> [Records contained in a dataset]
## Begin
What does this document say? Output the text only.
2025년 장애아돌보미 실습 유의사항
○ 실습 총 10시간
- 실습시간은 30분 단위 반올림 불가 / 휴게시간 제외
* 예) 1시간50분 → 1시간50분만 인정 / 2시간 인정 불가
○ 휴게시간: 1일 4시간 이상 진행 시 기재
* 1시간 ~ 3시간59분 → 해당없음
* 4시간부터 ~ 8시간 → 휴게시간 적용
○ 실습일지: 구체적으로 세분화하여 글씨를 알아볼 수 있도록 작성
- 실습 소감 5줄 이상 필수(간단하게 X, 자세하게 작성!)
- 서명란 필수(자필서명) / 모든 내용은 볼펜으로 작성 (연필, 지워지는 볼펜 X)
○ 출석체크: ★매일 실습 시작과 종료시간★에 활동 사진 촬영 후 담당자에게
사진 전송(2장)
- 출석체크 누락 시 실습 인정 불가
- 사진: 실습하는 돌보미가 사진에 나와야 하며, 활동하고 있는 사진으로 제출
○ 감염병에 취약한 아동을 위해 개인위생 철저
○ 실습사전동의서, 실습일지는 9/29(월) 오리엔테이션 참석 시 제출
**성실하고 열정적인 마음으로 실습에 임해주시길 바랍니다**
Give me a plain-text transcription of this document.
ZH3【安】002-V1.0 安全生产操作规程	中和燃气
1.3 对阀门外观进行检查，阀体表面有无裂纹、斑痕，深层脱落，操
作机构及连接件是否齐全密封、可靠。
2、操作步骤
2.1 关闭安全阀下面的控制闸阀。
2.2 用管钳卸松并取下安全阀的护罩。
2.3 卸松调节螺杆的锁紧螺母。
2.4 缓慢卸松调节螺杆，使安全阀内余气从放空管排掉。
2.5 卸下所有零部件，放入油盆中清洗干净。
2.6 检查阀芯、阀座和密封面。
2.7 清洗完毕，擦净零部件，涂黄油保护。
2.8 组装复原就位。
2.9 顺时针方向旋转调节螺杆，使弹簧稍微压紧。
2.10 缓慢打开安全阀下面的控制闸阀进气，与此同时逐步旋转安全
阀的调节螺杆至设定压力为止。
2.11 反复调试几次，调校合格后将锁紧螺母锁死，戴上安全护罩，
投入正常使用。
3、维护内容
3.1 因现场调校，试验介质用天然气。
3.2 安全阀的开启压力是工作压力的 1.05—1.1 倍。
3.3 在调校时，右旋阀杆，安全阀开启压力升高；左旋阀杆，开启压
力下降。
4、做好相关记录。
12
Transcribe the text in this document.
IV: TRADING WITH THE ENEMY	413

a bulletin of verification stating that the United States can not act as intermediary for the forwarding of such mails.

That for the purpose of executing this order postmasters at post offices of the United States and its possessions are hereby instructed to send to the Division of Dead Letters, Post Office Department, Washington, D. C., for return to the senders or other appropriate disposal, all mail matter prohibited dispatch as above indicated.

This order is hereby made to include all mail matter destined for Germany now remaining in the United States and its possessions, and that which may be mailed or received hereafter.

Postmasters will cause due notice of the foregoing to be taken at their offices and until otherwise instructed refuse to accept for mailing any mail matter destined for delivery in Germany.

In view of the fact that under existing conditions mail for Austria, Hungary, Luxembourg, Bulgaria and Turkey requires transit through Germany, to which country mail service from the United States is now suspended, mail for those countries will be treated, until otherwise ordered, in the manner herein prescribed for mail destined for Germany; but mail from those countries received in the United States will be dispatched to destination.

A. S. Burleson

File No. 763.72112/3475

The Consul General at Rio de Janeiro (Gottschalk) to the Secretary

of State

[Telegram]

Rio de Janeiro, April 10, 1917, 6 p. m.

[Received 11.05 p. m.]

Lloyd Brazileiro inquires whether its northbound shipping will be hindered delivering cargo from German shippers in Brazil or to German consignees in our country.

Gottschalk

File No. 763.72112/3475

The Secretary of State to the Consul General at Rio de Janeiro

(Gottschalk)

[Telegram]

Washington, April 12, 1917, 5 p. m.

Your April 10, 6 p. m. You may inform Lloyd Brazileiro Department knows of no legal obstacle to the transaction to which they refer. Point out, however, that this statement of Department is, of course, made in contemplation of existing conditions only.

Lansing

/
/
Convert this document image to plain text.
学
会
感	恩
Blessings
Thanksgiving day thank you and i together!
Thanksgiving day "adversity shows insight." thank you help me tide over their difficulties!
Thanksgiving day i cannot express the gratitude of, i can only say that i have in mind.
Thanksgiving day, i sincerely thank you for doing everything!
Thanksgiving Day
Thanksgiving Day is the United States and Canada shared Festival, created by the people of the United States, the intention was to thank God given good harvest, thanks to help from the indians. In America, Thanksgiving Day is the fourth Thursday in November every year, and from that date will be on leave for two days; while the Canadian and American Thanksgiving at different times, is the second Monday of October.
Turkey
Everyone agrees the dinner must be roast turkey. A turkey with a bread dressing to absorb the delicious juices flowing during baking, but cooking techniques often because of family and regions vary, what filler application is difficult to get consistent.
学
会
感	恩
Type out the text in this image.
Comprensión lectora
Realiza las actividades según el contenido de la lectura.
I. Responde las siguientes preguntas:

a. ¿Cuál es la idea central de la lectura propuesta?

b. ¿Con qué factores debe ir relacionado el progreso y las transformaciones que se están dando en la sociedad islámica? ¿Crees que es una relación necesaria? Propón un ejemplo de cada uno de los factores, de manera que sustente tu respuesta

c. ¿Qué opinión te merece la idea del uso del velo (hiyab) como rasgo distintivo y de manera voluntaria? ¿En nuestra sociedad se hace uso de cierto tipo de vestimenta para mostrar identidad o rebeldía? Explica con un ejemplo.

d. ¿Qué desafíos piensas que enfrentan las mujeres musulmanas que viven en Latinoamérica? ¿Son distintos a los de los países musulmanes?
## End
> [To do] Track down every line holding the string "hereby" and copy it.

> [Right answer]
That for the purpose of executing this order postmasters at post offices of the United States and its possessions are hereby instructed to send to the Division of Dead Letters, Post Office Department, Washington, D. C., for return to the senders or other appropriate disposal, all mail matter prohibited dispatch as above indicated.
This order is hereby made to include all mail matter destined for Germany now remaining in the United States and its possessions, and that which may be mailed or received hereafter.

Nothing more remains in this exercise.